___ Material provided

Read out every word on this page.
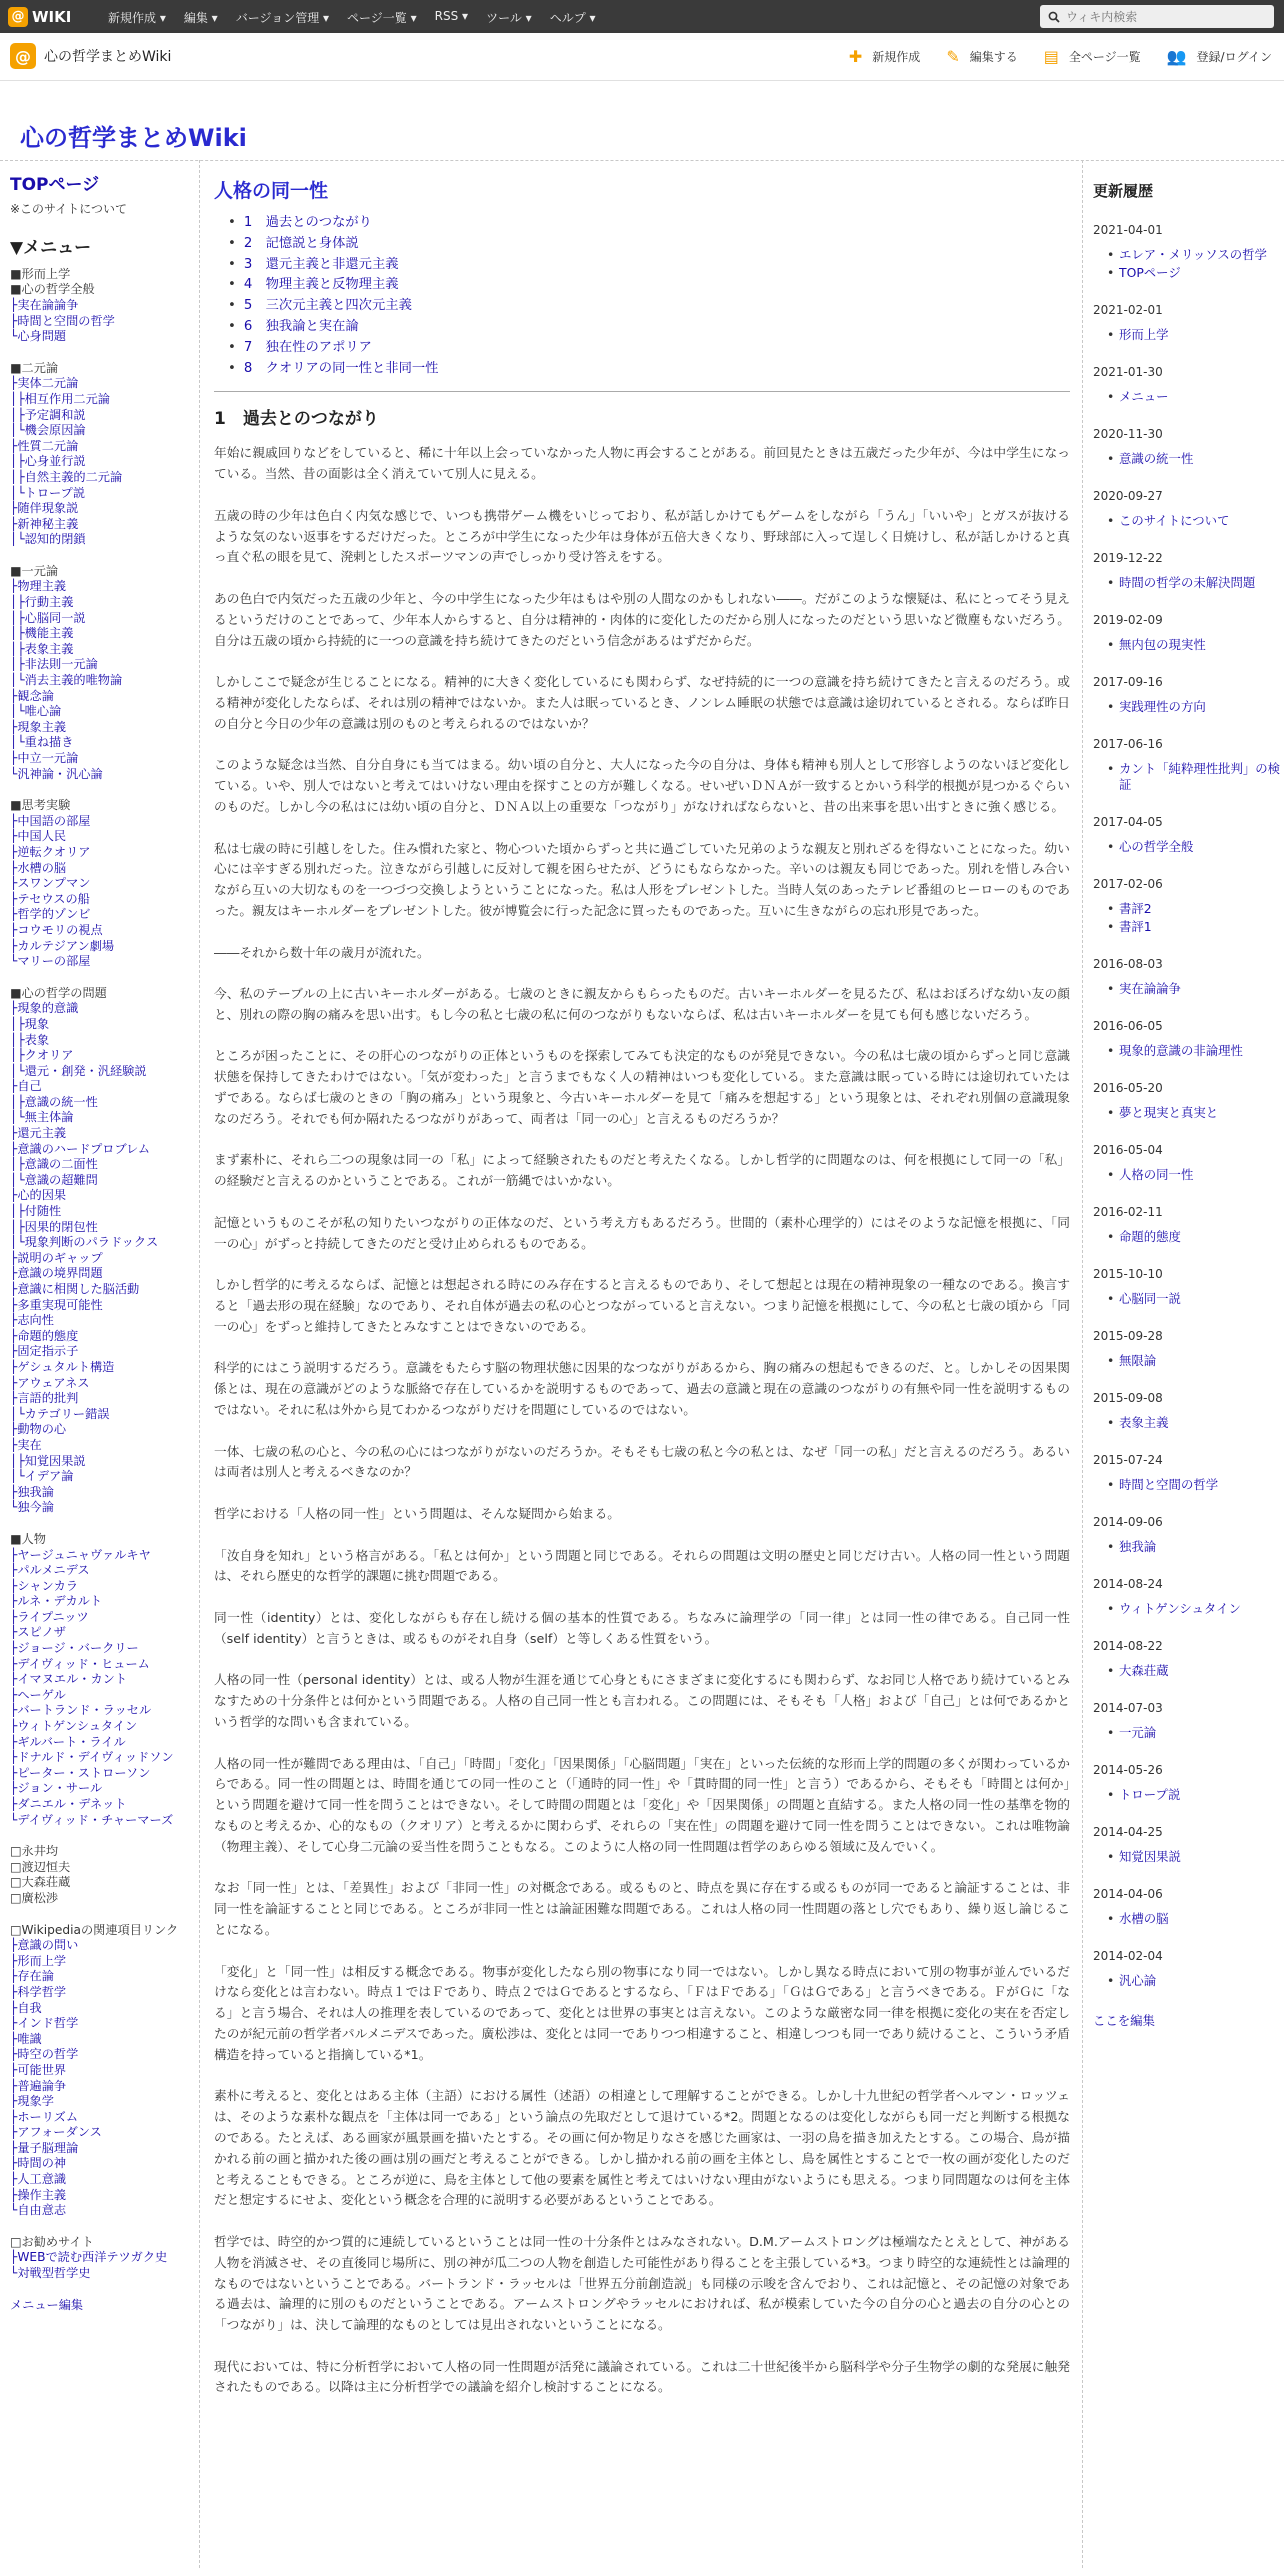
@ WIKI	新規作成 ▾ 編集 ▾ バージョン管理 ▾ ページ一覧 ▾ RSS ▾ ツール ▾ ヘルプ ▾
ウィキ内検索
@ 心の哲学まとめWiki	✚ 新規作成 ✎ 編集する ▤ 全ページ一覧 👥 登録/ログイン
心の哲学まとめWiki
TOPページ
※このサイトについて
▼メニュー
■形而上学
■心の哲学全般
├実在論論争
├時間と空間の哲学
└心身問題
■二元論
├実体二元論
│├相互作用二元論
│├予定調和説
│└機会原因論
├性質二元論
│├心身並行説
│├自然主義的二元論
│└トロープ説
├随伴現象説
├新神秘主義
│└認知的閉鎖
■一元論
├物理主義
│├行動主義
│├心脳同一説
│├機能主義
│├表象主義
│├非法則一元論
│└消去主義的唯物論
├観念論
│└唯心論
├現象主義
│└重ね描き
├中立一元論
└汎神論・汎心論
■思考実験
├中国語の部屋
├中国人民
├逆転クオリア
├水槽の脳
├スワンプマン
├テセウスの船
├哲学的ゾンビ
├コウモリの視点
├カルテジアン劇場
└マリーの部屋
■心の哲学の問題
├現象的意識
│├現象
│├表象
│├クオリア
│└還元・創発・汎経験説
├自己
│├意識の統一性
│└無主体論
├還元主義
├意識のハードプロブレム
│├意識の二面性
│└意識の超難問
├心的因果
│├付随性
│├因果的閉包性
│└現象判断のパラドックス
├説明のギャップ
├意識の境界問題
├意識に相関した脳活動
├多重実現可能性
├志向性
├命題的態度
├固定指示子
├ゲシュタルト構造
├アウェアネス
├言語的批判
│└カテゴリー錯誤
├動物の心
├実在
│├知覚因果説
│└イデア論
├独我論
└独今論
■人物
├ヤージュニャヴァルキヤ
├パルメニデス
├シャンカラ
├ルネ・デカルト
├ライプニッツ
├スピノザ
├ジョージ・バークリー
├デイヴィッド・ヒューム
├イマヌエル・カント
├ヘーゲル
├バートランド・ラッセル
├ウィトゲンシュタイン
├ギルバート・ライル
├ドナルド・デイヴィッドソン
├ピーター・ストローソン
├ジョン・サール
├ダニエル・デネット
└デイヴィッド・チャーマーズ
□永井均
□渡辺恒夫
□大森荘蔵
□廣松渉
□Wikipediaの関連項目リンク
├意識の問い
├形而上学
├存在論
├科学哲学
├自我
├インド哲学
├唯識
├時空の哲学
├可能世界
├普遍論争
├現象学
├ホーリズム
├アフォーダンス
├量子脳理論
├時間の神
├人工意識
├操作主義
└自由意志
□お勧めサイト
├WEBで読む西洋テツガク史
└対戦型哲学史
メニュー編集
人格の同一性
• 1　過去とのつながり
• 2　記憶説と身体説
• 3　還元主義と非還元主義
• 4　物理主義と反物理主義
• 5　三次元主義と四次元主義
• 6　独我論と実在論
• 7　独在性のアポリア
• 8　クオリアの同一性と非同一性
1　過去とのつながり

年始に親戚回りなどをしていると、稀に十年以上会っていなかった人物に再会することがある。前回見たときは五歳だった少年が、今は中学生になっている。当然、昔の面影は全く消えていて別人に見える。

五歳の時の少年は色白く内気な感じで、いつも携帯ゲーム機をいじっており、私が話しかけてもゲームをしながら「うん」「いいや」とガスが抜けるような気のない返事をするだけだった。ところが中学生になった少年は身体が五倍大きくなり、野球部に入って逞しく日焼けし、私が話しかけると真っ直ぐ私の眼を見て、溌剌としたスポーツマンの声でしっかり受け答えをする。

あの色白で内気だった五歳の少年と、今の中学生になった少年はもはや別の人間なのかもしれない――。だがこのような懐疑は、私にとってそう見えるというだけのことであって、少年本人からすると、自分は精神的・肉体的に変化したのだから別人になったのだという思いなど微塵もないだろう。自分は五歳の頃から持続的に一つの意識を持ち続けてきたのだという信念があるはずだからだ。

しかしここで疑念が生じることになる。精神的に大きく変化しているにも関わらず、なぜ持続的に一つの意識を持ち続けてきたと言えるのだろう。或る精神が変化したならば、それは別の精神ではないか。また人は眠っているとき、ノンレム睡眠の状態では意識は途切れているとされる。ならば昨日の自分と今日の少年の意識は別のものと考えられるのではないか？

このような疑念は当然、自分自身にも当てはまる。幼い頃の自分と、大人になった今の自分は、身体も精神も別人として形容しようのないほど変化している。いや、別人ではないと考えてはいけない理由を探すことの方が難しくなる。せいぜいＤＮＡが一致するとかいう科学的根拠が見つかるぐらいのものだ。しかし今の私はには幼い頃の自分と、ＤＮＡ以上の重要な「つながり」がなければならないと、昔の出来事を思い出すときに強く感じる。

私は七歳の時に引越しをした。住み慣れた家と、物心ついた頃からずっと共に過ごしていた兄弟のような親友と別れざるを得ないことになった。幼い心には辛すぎる別れだった。泣きながら引越しに反対して親を困らせたが、どうにもならなかった。辛いのは親友も同じであった。別れを惜しみ合いながら互いの大切なものを一つづつ交換しようということになった。私は人形をプレゼントした。当時人気のあったテレビ番組のヒーローのものであった。親友はキーホルダーをプレゼントした。彼が博覧会に行った記念に買ったものであった。互いに生きながらの忘れ形見であった。

――それから数十年の歳月が流れた。

今、私のテーブルの上に古いキーホルダーがある。七歳のときに親友からもらったものだ。古いキーホルダーを見るたび、私はおぼろげな幼い友の顔と、別れの際の胸の痛みを思い出す。もし今の私と七歳の私に何のつながりもないならば、私は古いキーホルダーを見ても何も感じないだろう。

ところが困ったことに、その肝心のつながりの正体というものを探索してみても決定的なものが発見できない。今の私は七歳の頃からずっと同じ意識状態を保持してきたわけではない。「気が変わった」と言うまでもなく人の精神はいつも変化している。また意識は眠っている時には途切れていたはずである。ならば七歳のときの「胸の痛み」という現象と、今古いキーホルダーを見て「痛みを想起する」という現象とは、それぞれ別個の意識現象なのだろう。それでも何か隔れたるつながりがあって、両者は「同一の心」と言えるものだろうか？

まず素朴に、それら二つの現象は同一の「私」によって経験されたものだと考えたくなる。しかし哲学的に問題なのは、何を根拠にして同一の「私」の経験だと言えるのかということである。これが一筋縄ではいかない。

記憶というものこそが私の知りたいつながりの正体なのだ、という考え方もあるだろう。世間的（素朴心理学的）にはそのような記憶を根拠に、「同一の心」がずっと持続してきたのだと受け止められるものである。

しかし哲学的に考えるならば、記憶とは想起される時にのみ存在すると言えるものであり、そして想起とは現在の精神現象の一種なのである。換言すると「過去形の現在経験」なのであり、それ自体が過去の私の心とつながっていると言えない。つまり記憶を根拠にして、今の私と七歳の頃から「同一の心」をずっと維持してきたとみなすことはできないのである。

科学的にはこう説明するだろう。意識をもたらす脳の物理状態に因果的なつながりがあるから、胸の痛みの想起もできるのだ、と。しかしその因果関係とは、現在の意識がどのような脈絡で存在しているかを説明するものであって、過去の意識と現在の意識のつながりの有無や同一性を説明するものではない。それに私は外から見てわかるつながりだけを問題にしているのではない。

一体、七歳の私の心と、今の私の心にはつながりがないのだろうか。そもそも七歳の私と今の私とは、なぜ「同一の私」だと言えるのだろう。あるいは両者は別人と考えるべきなのか？

哲学における「人格の同一性」という問題は、そんな疑問から始まる。

「汝自身を知れ」という格言がある。「私とは何か」という問題と同じである。それらの問題は文明の歴史と同じだけ古い。人格の同一性という問題は、それら歴史的な哲学的課題に挑む問題である。

同一性（identity）とは、変化しながらも存在し続ける個の基本的性質である。ちなみに論理学の「同一律」とは同一性の律である。自己同一性（self identity）と言うときは、或るものがそれ自身（self）と等しくある性質をいう。

人格の同一性（personal identity）とは、或る人物が生涯を通じて心身ともにさまざまに変化するにも関わらず、なお同じ人格であり続けているとみなすための十分条件とは何かという問題である。人格の自己同一性とも言われる。この問題には、そもそも「人格」および「自己」とは何であるかという哲学的な問いも含まれている。

人格の同一性が難問である理由は、「自己」「時間」「変化」「因果関係」「心脳問題」「実在」といった伝統的な形而上学的問題の多くが関わっているからである。同一性の問題とは、時間を通じての同一性のこと（「通時的同一性」や「貫時間的同一性」と言う）であるから、そもそも「時間とは何か」という問題を避けて同一性を問うことはできない。そして時間の問題とは「変化」や「因果関係」の問題と直結する。また人格の同一性の基準を物的なものと考えるか、心的なもの（クオリア）と考えるかに関わらず、それらの「実在性」の問題を避けて同一性を問うことはできない。これは唯物論（物理主義）、そして心身二元論の妥当性を問うこともなる。このように人格の同一性問題は哲学のあらゆる領域に及んでいく。

なお「同一性」とは、「差異性」および「非同一性」の対概念である。或るものと、時点を異に存在する或るものが同一であると論証することは、非同一性を論証することと同じである。ところが非同一性とは論証困難な問題である。これは人格の同一性問題の落とし穴でもあり、繰り返し論じることになる。

「変化」と「同一性」は相反する概念である。物事が変化したなら別の物事になり同一ではない。しかし異なる時点において別の物事が並んでいるだけなら変化とは言わない。時点１ではＦであり、時点２ではＧであるとするなら、「ＦはＦである」「ＧはＧである」と言うべきである。ＦがＧに「なる」と言う場合、それは人の推理を表しているのであって、変化とは世界の事実とは言えない。このような厳密な同一律を根拠に変化の実在を否定したのが紀元前の哲学者パルメニデスであった。廣松渉は、変化とは同一でありつつ相違すること、相違しつつも同一であり続けること、こういう矛盾構造を持っていると指摘している*1。

素朴に考えると、変化とはある主体（主語）における属性（述語）の相違として理解することができる。しかし十九世紀の哲学者ヘルマン・ロッツェは、そのような素朴な観点を「主体は同一である」という論点の先取だとして退けている*2。問題となるのは変化しながらも同一だと判断する根拠なのである。たとえば、ある画家が風景画を描いたとする。その画に何か物足りなさを感じた画家は、一羽の鳥を描き加えたとする。この場合、鳥が描かれる前の画と描かれた後の画は別の画だと考えることができる。しかし描かれる前の画を主体とし、鳥を属性とすることで一枚の画が変化したのだと考えることもできる。ところが逆に、鳥を主体として他の要素を属性と考えてはいけない理由がないようにも思える。つまり同問題なのは何を主体だと想定するにせよ、変化という概念を合理的に説明する必要があるということである。

哲学では、時空的かつ質的に連続しているということは同一性の十分条件とはみなされない。D.M.アームストロングは極端なたとえとして、神がある人物を消滅させ、その直後同じ場所に、別の神が瓜二つの人物を創造した可能性があり得ることを主張している*3。つまり時空的な連続性とは論理的なものではないということである。バートランド・ラッセルは「世界五分前創造説」も同様の示唆を含んでおり、これは記憶と、その記憶の対象である過去は、論理的に別のものだということである。アームストロングやラッセルにおければ、私が模索していた今の自分の心と過去の自分の心との「つながり」は、決して論理的なものとしては見出されないということになる。

現代においては、特に分析哲学において人格の同一性問題が活発に議論されている。これは二十世紀後半から脳科学や分子生物学の劇的な発展に触発されたものである。以降は主に分析哲学での議論を紹介し検討することになる。

更新履歴
2021-04-01
• エレア・メリッソスの哲学
• TOPページ
2021-02-01
• 形而上学
2021-01-30
• メニュー
2020-11-30
• 意識の統一性
2020-09-27
• このサイトについて
2019-12-22
• 時間の哲学の未解決問題
2019-02-09
• 無内包の現実性
2017-09-16
• 実践理性の方向
2017-06-16
• カント「純粋理性批判」の検証
2017-04-05
• 心の哲学全般
2017-02-06
• 書評2
• 書評1
2016-08-03
• 実在論論争
2016-06-05
• 現象的意識の非論理性
2016-05-20
• 夢と現実と真実と
2016-05-04
• 人格の同一性
2016-02-11
• 命題的態度
2015-10-10
• 心脳同一説
2015-09-28
• 無限論
2015-09-08
• 表象主義
2015-07-24
• 時間と空間の哲学
2014-09-06
• 独我論
2014-08-24
• ウィトゲンシュタイン
2014-08-22
• 大森荘蔵
2014-07-03
• 一元論
2014-05-26
• トロープ説
2014-04-25
• 知覚因果説
2014-04-06
• 水槽の脳
2014-02-04
• 汎心論
ここを編集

______

**Short task:** Your task is to collect every line above that contains the word "新規作成".

**Answer to this exercise:**
@ WIKI	新規作成 ▾ 編集 ▾ バージョン管理 ▾ ページ一覧 ▾ RSS ▾ ツール ▾ ヘルプ ▾
@ 心の哲学まとめWiki	✚ 新規作成 ✎ 編集する ▤ 全ページ一覧 👥 登録/ログイン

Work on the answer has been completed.